→ Instructions to follow
Restate each of the lines below word for word and drop every picture.

→ Data listing
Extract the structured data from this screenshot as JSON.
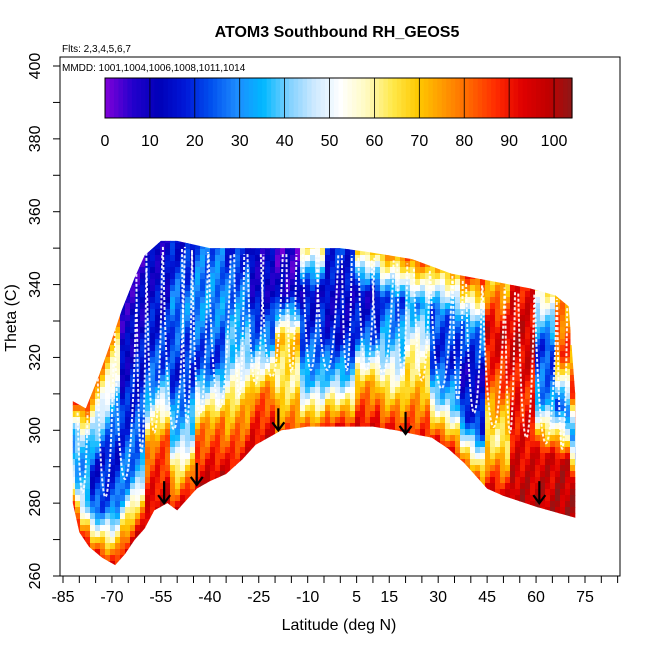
{
  "chart_data": {
    "type": "heatmap",
    "title": "ATOM3 Southbound RH_GEOS5",
    "xlabel": "Latitude (deg N)",
    "ylabel": "Theta (C)",
    "xlim": [
      -85,
      85
    ],
    "ylim": [
      260,
      400
    ],
    "xticks": [
      -85,
      -70,
      -55,
      -40,
      -25,
      -10,
      5,
      15,
      30,
      45,
      60,
      75
    ],
    "xtick_labels": [
      "-85",
      "-70",
      "-55",
      "-40",
      "-25",
      "-10",
      "5",
      "15",
      "30",
      "45",
      "60",
      "75"
    ],
    "yticks": [
      260,
      280,
      300,
      320,
      340,
      360,
      380,
      400
    ],
    "ytick_labels": [
      "260",
      "280",
      "300",
      "320",
      "340",
      "360",
      "380",
      "400"
    ],
    "annotations": [
      "Flts: 2,3,4,5,6,7",
      "MMDD: 1001,1004,1006,1008,1011,1014"
    ],
    "colorbar": {
      "min": 0,
      "max": 104,
      "ticks": [
        0,
        10,
        20,
        30,
        40,
        50,
        60,
        70,
        80,
        90,
        100
      ],
      "tick_labels": [
        "0",
        "10",
        "20",
        "30",
        "40",
        "50",
        "60",
        "70",
        "80",
        "90",
        "100"
      ],
      "colors": [
        "#7a00d8",
        "#2200cc",
        "#0000b8",
        "#0018d8",
        "#0050ee",
        "#1e8cff",
        "#00b8ff",
        "#7fd0ff",
        "#cfeaff",
        "#ffffff",
        "#fffac0",
        "#ffe84a",
        "#ffc800",
        "#ff9600",
        "#ff6400",
        "#ff2a00",
        "#e00000",
        "#c00000",
        "#8b1a1a"
      ]
    },
    "data_extent": {
      "bottom_boundary": [
        [
          -82,
          280
        ],
        [
          -80,
          272
        ],
        [
          -77,
          268
        ],
        [
          -73,
          265
        ],
        [
          -69,
          263
        ],
        [
          -66,
          266
        ],
        [
          -63,
          270
        ],
        [
          -60,
          273
        ],
        [
          -57,
          278
        ],
        [
          -53,
          280
        ],
        [
          -50,
          278
        ],
        [
          -47,
          281
        ],
        [
          -44,
          284
        ],
        [
          -40,
          286
        ],
        [
          -35,
          288
        ],
        [
          -30,
          292
        ],
        [
          -26,
          296
        ],
        [
          -22,
          298
        ],
        [
          -18,
          300
        ],
        [
          -10,
          301
        ],
        [
          0,
          301
        ],
        [
          10,
          301
        ],
        [
          17,
          300
        ],
        [
          22,
          299
        ],
        [
          28,
          298
        ],
        [
          33,
          295
        ],
        [
          38,
          291
        ],
        [
          42,
          287
        ],
        [
          45,
          284
        ],
        [
          50,
          282
        ],
        [
          60,
          279
        ],
        [
          68,
          277
        ],
        [
          72,
          276
        ]
      ],
      "top_boundary": [
        [
          -82,
          308
        ],
        [
          -78,
          306
        ],
        [
          -74,
          315
        ],
        [
          -70,
          325
        ],
        [
          -67,
          333
        ],
        [
          -63,
          342
        ],
        [
          -60,
          348
        ],
        [
          -55,
          352
        ],
        [
          -50,
          352
        ],
        [
          -45,
          351
        ],
        [
          -40,
          350
        ],
        [
          -30,
          350
        ],
        [
          -18,
          350
        ],
        [
          -10,
          350
        ],
        [
          0,
          350
        ],
        [
          8,
          349
        ],
        [
          15,
          348
        ],
        [
          22,
          347
        ],
        [
          28,
          345
        ],
        [
          34,
          343
        ],
        [
          40,
          342
        ],
        [
          46,
          341
        ],
        [
          52,
          340
        ],
        [
          58,
          339
        ],
        [
          62,
          338
        ],
        [
          66,
          337
        ],
        [
          70,
          334
        ],
        [
          72,
          310
        ]
      ]
    },
    "rh_field_bands": [
      {
        "lat_from": -82,
        "lat_to": -76,
        "values_low_to_high": [
          90,
          45,
          30,
          40,
          85
        ]
      },
      {
        "lat_from": -76,
        "lat_to": -68,
        "values_low_to_high": [
          88,
          25,
          15,
          45,
          75
        ]
      },
      {
        "lat_from": -68,
        "lat_to": -60,
        "values_low_to_high": [
          95,
          30,
          20,
          12,
          8
        ]
      },
      {
        "lat_from": -60,
        "lat_to": -52,
        "values_low_to_high": [
          95,
          80,
          25,
          15,
          10
        ]
      },
      {
        "lat_from": -52,
        "lat_to": -44,
        "values_low_to_high": [
          92,
          40,
          18,
          28,
          15
        ]
      },
      {
        "lat_from": -44,
        "lat_to": -36,
        "values_low_to_high": [
          96,
          75,
          20,
          30,
          25
        ]
      },
      {
        "lat_from": -36,
        "lat_to": -28,
        "values_low_to_high": [
          92,
          70,
          40,
          28,
          18
        ]
      },
      {
        "lat_from": -28,
        "lat_to": -20,
        "values_low_to_high": [
          94,
          78,
          30,
          12,
          10
        ]
      },
      {
        "lat_from": -20,
        "lat_to": -12,
        "values_low_to_high": [
          82,
          60,
          70,
          10,
          5
        ]
      },
      {
        "lat_from": -12,
        "lat_to": -4,
        "values_low_to_high": [
          80,
          35,
          22,
          12,
          60
        ]
      },
      {
        "lat_from": -4,
        "lat_to": 4,
        "values_low_to_high": [
          90,
          40,
          15,
          12,
          20
        ]
      },
      {
        "lat_from": 4,
        "lat_to": 12,
        "values_low_to_high": [
          92,
          72,
          25,
          10,
          65
        ]
      },
      {
        "lat_from": 12,
        "lat_to": 20,
        "values_low_to_high": [
          90,
          60,
          35,
          22,
          75
        ]
      },
      {
        "lat_from": 20,
        "lat_to": 28,
        "values_low_to_high": [
          88,
          70,
          55,
          30,
          80
        ]
      },
      {
        "lat_from": 28,
        "lat_to": 36,
        "values_low_to_high": [
          90,
          40,
          18,
          25,
          70
        ]
      },
      {
        "lat_from": 36,
        "lat_to": 44,
        "values_low_to_high": [
          80,
          20,
          10,
          30,
          85
        ]
      },
      {
        "lat_from": 44,
        "lat_to": 52,
        "values_low_to_high": [
          94,
          60,
          82,
          95,
          70
        ]
      },
      {
        "lat_from": 52,
        "lat_to": 60,
        "values_low_to_high": [
          98,
          92,
          88,
          96,
          90
        ]
      },
      {
        "lat_from": 60,
        "lat_to": 66,
        "values_low_to_high": [
          97,
          94,
          30,
          20,
          60
        ]
      },
      {
        "lat_from": 66,
        "lat_to": 72,
        "values_low_to_high": [
          99,
          96,
          22,
          85,
          75
        ]
      }
    ],
    "tropopause_arrows": [
      {
        "lat": -54,
        "theta": 280
      },
      {
        "lat": -44,
        "theta": 285
      },
      {
        "lat": -19,
        "theta": 300
      },
      {
        "lat": 20,
        "theta": 299
      },
      {
        "lat": 61,
        "theta": 280
      }
    ]
  }
}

→ Solution to this exercise
Extract the structured data from this screenshot as JSON.
{
  "chart_data": {
    "type": "heatmap",
    "title": "ATOM3 Southbound RH_GEOS5",
    "xlabel": "Latitude (deg N)",
    "ylabel": "Theta (C)",
    "xlim": [
      -85,
      85
    ],
    "ylim": [
      260,
      400
    ],
    "xticks": [
      -85,
      -70,
      -55,
      -40,
      -25,
      -10,
      5,
      15,
      30,
      45,
      60,
      75
    ],
    "xtick_labels": [
      "-85",
      "-70",
      "-55",
      "-40",
      "-25",
      "-10",
      "5",
      "15",
      "30",
      "45",
      "60",
      "75"
    ],
    "yticks": [
      260,
      280,
      300,
      320,
      340,
      360,
      380,
      400
    ],
    "ytick_labels": [
      "260",
      "280",
      "300",
      "320",
      "340",
      "360",
      "380",
      "400"
    ],
    "annotations": [
      "Flts: 2,3,4,5,6,7",
      "MMDD: 1001,1004,1006,1008,1011,1014"
    ],
    "colorbar": {
      "min": 0,
      "max": 104,
      "ticks": [
        0,
        10,
        20,
        30,
        40,
        50,
        60,
        70,
        80,
        90,
        100
      ],
      "tick_labels": [
        "0",
        "10",
        "20",
        "30",
        "40",
        "50",
        "60",
        "70",
        "80",
        "90",
        "100"
      ],
      "colors": [
        "#7a00d8",
        "#2200cc",
        "#0000b8",
        "#0018d8",
        "#0050ee",
        "#1e8cff",
        "#00b8ff",
        "#7fd0ff",
        "#cfeaff",
        "#ffffff",
        "#fffac0",
        "#ffe84a",
        "#ffc800",
        "#ff9600",
        "#ff6400",
        "#ff2a00",
        "#e00000",
        "#c00000",
        "#8b1a1a"
      ]
    },
    "data_extent": {
      "bottom_boundary": [
        [
          -82,
          280
        ],
        [
          -80,
          272
        ],
        [
          -77,
          268
        ],
        [
          -73,
          265
        ],
        [
          -69,
          263
        ],
        [
          -66,
          266
        ],
        [
          -63,
          270
        ],
        [
          -60,
          273
        ],
        [
          -57,
          278
        ],
        [
          -53,
          280
        ],
        [
          -50,
          278
        ],
        [
          -47,
          281
        ],
        [
          -44,
          284
        ],
        [
          -40,
          286
        ],
        [
          -35,
          288
        ],
        [
          -30,
          292
        ],
        [
          -26,
          296
        ],
        [
          -22,
          298
        ],
        [
          -18,
          300
        ],
        [
          -10,
          301
        ],
        [
          0,
          301
        ],
        [
          10,
          301
        ],
        [
          17,
          300
        ],
        [
          22,
          299
        ],
        [
          28,
          298
        ],
        [
          33,
          295
        ],
        [
          38,
          291
        ],
        [
          42,
          287
        ],
        [
          45,
          284
        ],
        [
          50,
          282
        ],
        [
          60,
          279
        ],
        [
          68,
          277
        ],
        [
          72,
          276
        ]
      ],
      "top_boundary": [
        [
          -82,
          308
        ],
        [
          -78,
          306
        ],
        [
          -74,
          315
        ],
        [
          -70,
          325
        ],
        [
          -67,
          333
        ],
        [
          -63,
          342
        ],
        [
          -60,
          348
        ],
        [
          -55,
          352
        ],
        [
          -50,
          352
        ],
        [
          -45,
          351
        ],
        [
          -40,
          350
        ],
        [
          -30,
          350
        ],
        [
          -18,
          350
        ],
        [
          -10,
          350
        ],
        [
          0,
          350
        ],
        [
          8,
          349
        ],
        [
          15,
          348
        ],
        [
          22,
          347
        ],
        [
          28,
          345
        ],
        [
          34,
          343
        ],
        [
          40,
          342
        ],
        [
          46,
          341
        ],
        [
          52,
          340
        ],
        [
          58,
          339
        ],
        [
          62,
          338
        ],
        [
          66,
          337
        ],
        [
          70,
          334
        ],
        [
          72,
          310
        ]
      ]
    },
    "rh_field_bands": [
      {
        "lat_from": -82,
        "lat_to": -76,
        "values_low_to_high": [
          90,
          45,
          30,
          40,
          85
        ]
      },
      {
        "lat_from": -76,
        "lat_to": -68,
        "values_low_to_high": [
          88,
          25,
          15,
          45,
          75
        ]
      },
      {
        "lat_from": -68,
        "lat_to": -60,
        "values_low_to_high": [
          95,
          30,
          20,
          12,
          8
        ]
      },
      {
        "lat_from": -60,
        "lat_to": -52,
        "values_low_to_high": [
          95,
          80,
          25,
          15,
          10
        ]
      },
      {
        "lat_from": -52,
        "lat_to": -44,
        "values_low_to_high": [
          92,
          40,
          18,
          28,
          15
        ]
      },
      {
        "lat_from": -44,
        "lat_to": -36,
        "values_low_to_high": [
          96,
          75,
          20,
          30,
          25
        ]
      },
      {
        "lat_from": -36,
        "lat_to": -28,
        "values_low_to_high": [
          92,
          70,
          40,
          28,
          18
        ]
      },
      {
        "lat_from": -28,
        "lat_to": -20,
        "values_low_to_high": [
          94,
          78,
          30,
          12,
          10
        ]
      },
      {
        "lat_from": -20,
        "lat_to": -12,
        "values_low_to_high": [
          82,
          60,
          70,
          10,
          5
        ]
      },
      {
        "lat_from": -12,
        "lat_to": -4,
        "values_low_to_high": [
          80,
          35,
          22,
          12,
          60
        ]
      },
      {
        "lat_from": -4,
        "lat_to": 4,
        "values_low_to_high": [
          90,
          40,
          15,
          12,
          20
        ]
      },
      {
        "lat_from": 4,
        "lat_to": 12,
        "values_low_to_high": [
          92,
          72,
          25,
          10,
          65
        ]
      },
      {
        "lat_from": 12,
        "lat_to": 20,
        "values_low_to_high": [
          90,
          60,
          35,
          22,
          75
        ]
      },
      {
        "lat_from": 20,
        "lat_to": 28,
        "values_low_to_high": [
          88,
          70,
          55,
          30,
          80
        ]
      },
      {
        "lat_from": 28,
        "lat_to": 36,
        "values_low_to_high": [
          90,
          40,
          18,
          25,
          70
        ]
      },
      {
        "lat_from": 36,
        "lat_to": 44,
        "values_low_to_high": [
          80,
          20,
          10,
          30,
          85
        ]
      },
      {
        "lat_from": 44,
        "lat_to": 52,
        "values_low_to_high": [
          94,
          60,
          82,
          95,
          70
        ]
      },
      {
        "lat_from": 52,
        "lat_to": 60,
        "values_low_to_high": [
          98,
          92,
          88,
          96,
          90
        ]
      },
      {
        "lat_from": 60,
        "lat_to": 66,
        "values_low_to_high": [
          97,
          94,
          30,
          20,
          60
        ]
      },
      {
        "lat_from": 66,
        "lat_to": 72,
        "values_low_to_high": [
          99,
          96,
          22,
          85,
          75
        ]
      }
    ],
    "tropopause_arrows": [
      {
        "lat": -54,
        "theta": 280
      },
      {
        "lat": -44,
        "theta": 285
      },
      {
        "lat": -19,
        "theta": 300
      },
      {
        "lat": 20,
        "theta": 299
      },
      {
        "lat": 61,
        "theta": 280
      }
    ]
  }
}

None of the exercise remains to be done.